# EXERCISE TASK:
Provide an exact transcription of all the records.

··· RECORDS SUPPLIED ···

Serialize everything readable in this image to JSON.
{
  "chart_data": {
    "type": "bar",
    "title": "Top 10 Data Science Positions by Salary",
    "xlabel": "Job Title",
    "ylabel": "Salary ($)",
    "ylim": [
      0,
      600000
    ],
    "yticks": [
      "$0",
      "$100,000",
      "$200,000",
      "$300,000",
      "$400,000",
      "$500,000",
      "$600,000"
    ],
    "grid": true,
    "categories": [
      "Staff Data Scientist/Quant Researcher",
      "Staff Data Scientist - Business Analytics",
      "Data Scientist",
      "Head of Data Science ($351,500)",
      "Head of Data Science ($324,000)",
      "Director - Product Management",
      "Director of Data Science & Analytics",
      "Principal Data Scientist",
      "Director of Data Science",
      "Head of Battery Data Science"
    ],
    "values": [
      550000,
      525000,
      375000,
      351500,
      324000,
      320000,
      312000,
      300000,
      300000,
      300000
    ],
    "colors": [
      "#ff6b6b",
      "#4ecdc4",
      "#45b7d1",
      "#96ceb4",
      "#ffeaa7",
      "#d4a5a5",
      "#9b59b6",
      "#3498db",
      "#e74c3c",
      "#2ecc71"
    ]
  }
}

···

# TASK RESPONSE:
Serialize everything readable in this image to JSON.
{
  "chart_data": {
    "type": "bar",
    "title": "Top 10 Data Science Positions by Salary",
    "xlabel": "Job Title",
    "ylabel": "Salary ($)",
    "ylim": [
      0,
      600000
    ],
    "yticks": [
      "$0",
      "$100,000",
      "$200,000",
      "$300,000",
      "$400,000",
      "$500,000",
      "$600,000"
    ],
    "grid": true,
    "categories": [
      "Staff Data Scientist/Quant Researcher",
      "Staff Data Scientist - Business Analytics",
      "Data Scientist",
      "Head of Data Science ($351,500)",
      "Head of Data Science ($324,000)",
      "Director - Product Management",
      "Director of Data Science & Analytics",
      "Principal Data Scientist",
      "Director of Data Science",
      "Head of Battery Data Science"
    ],
    "values": [
      550000,
      525000,
      375000,
      351500,
      324000,
      320000,
      312000,
      300000,
      300000,
      300000
    ],
    "colors": [
      "#ff6b6b",
      "#4ecdc4",
      "#45b7d1",
      "#96ceb4",
      "#ffeaa7",
      "#d4a5a5",
      "#9b59b6",
      "#3498db",
      "#e74c3c",
      "#2ecc71"
    ]
  }
}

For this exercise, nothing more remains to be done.